### TAREFAS PROPOSTAS
A: Liste todas as pessoas citadas pelo nome no texto sobre a Sefaz.
B: No texto sobre a Sefaz, que cargo Reges Moisés dos Santos ocupava no RioPrevidência?
C: Transcreva do texto sobre a Sefaz o trecho que começa em "Abaixo uma matéria" e vai até "e, sim, falido!".

### TRECHO SELECIONADO
++++
Se Gustavo Barbosa repetir na Sefaz o que fez no RioPrevidência, o RJ está frito!

Abaixo uma matéria jornalística informando aos cidadãos do Rio de Janeiro sobre a dança das cadeiras na Secretaria Estadual de Fazenda (Sefaz) e no RioPrevidência.

barbosa2

Pois bem, embaixo da foto de Gustavo Barbosa, ex-presidente do RioPrevidência e agora titular da Sefaz, aparece a legenda: “Barbosa terá a missão de equilibrar as contas”.

Minha reação à legenda: se Barbosa repetir na Sefaz a performance que teve no RioPrevidência, o Rio de Janeiro vai estar totalmente frito e, sim, falido!

 

Como anunciado, Júlio Bueno caiu “para cima”. Sai da Secretaria de Fazenda para virar “assessor especial” de Francisco Dornelles

Na melhor materialização do velho adágio de que “quem tem padrinho, não morre pagão”, a edição desta 3a. feira do Diário Oficial do Estado do Rio de Janeiro (DOERJ) traz a dança nas cadeiras que está sendo operada na Secretaria Estadual de Fazenda (Sefaz) e no RioPrevidência , e que alcançou ainda o Gabinete do Governador (ver extrato abaixo).

julio bueno

Por esse extrato ficamos sabendo que o Sr. Júlio Bueno caiu para cima, e virou “Assessor Especial”, dando lugar na Sefaz ao Sr. Gustavo de Oliveira Barbosa que presidia o RioPrevidência, o qual deu espaço ao Sr. Reges Moisés dos Santos que ocupava o estranho cargo de “Diretor de Diretoria” no fundo próprio de previdência dos servidores estaduais do Rio de Janeiro.
++++
### TRECHO DOS DADOS
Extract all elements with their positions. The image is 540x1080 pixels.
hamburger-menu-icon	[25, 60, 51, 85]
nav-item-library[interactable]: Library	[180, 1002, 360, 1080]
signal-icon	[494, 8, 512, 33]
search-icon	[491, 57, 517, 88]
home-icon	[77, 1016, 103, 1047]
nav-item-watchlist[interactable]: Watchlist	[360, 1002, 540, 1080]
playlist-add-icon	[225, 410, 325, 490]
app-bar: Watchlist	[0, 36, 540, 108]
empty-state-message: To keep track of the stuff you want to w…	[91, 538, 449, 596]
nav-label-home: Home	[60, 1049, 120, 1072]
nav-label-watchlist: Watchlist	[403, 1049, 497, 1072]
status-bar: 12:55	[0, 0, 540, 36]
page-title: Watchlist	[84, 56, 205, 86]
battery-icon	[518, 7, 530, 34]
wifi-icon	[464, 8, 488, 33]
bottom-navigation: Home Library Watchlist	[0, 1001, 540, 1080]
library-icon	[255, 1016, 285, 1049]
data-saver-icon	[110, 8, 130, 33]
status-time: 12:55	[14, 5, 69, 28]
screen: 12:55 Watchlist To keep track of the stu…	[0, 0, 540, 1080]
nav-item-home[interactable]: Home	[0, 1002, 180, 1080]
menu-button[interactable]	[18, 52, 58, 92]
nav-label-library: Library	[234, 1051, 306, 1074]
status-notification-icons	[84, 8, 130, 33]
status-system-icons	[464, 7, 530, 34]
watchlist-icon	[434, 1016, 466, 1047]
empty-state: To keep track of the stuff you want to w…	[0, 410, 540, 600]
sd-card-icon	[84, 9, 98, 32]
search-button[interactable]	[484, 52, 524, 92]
++++
### RESPOSTAS DAS TAREFAS
A: Gustavo de Oliveira Barbosa; Júlio Bueno; Francisco Dornelles; Reges Moisés dos Santos

B: O cargo de "Diretor de Diretoria".

C:
Abaixo uma matéria jornalística informando aos cidadãos do Rio de Janeiro sobre a dança das cadeiras na Secretaria Estadual de Fazenda (Sefaz) e no RioPrevidência.

barbosa2

Pois bem, embaixo da foto de Gustavo Barbosa, ex-presidente do RioPrevidência e agora titular da Sefaz, aparece a legenda: “Barbosa terá a missão de equilibrar as contas”.

Minha reação à legenda: se Barbosa repetir na Sefaz a performance que teve no RioPrevidência, o Rio de Janeiro vai estar totalmente frito e, sim, falido!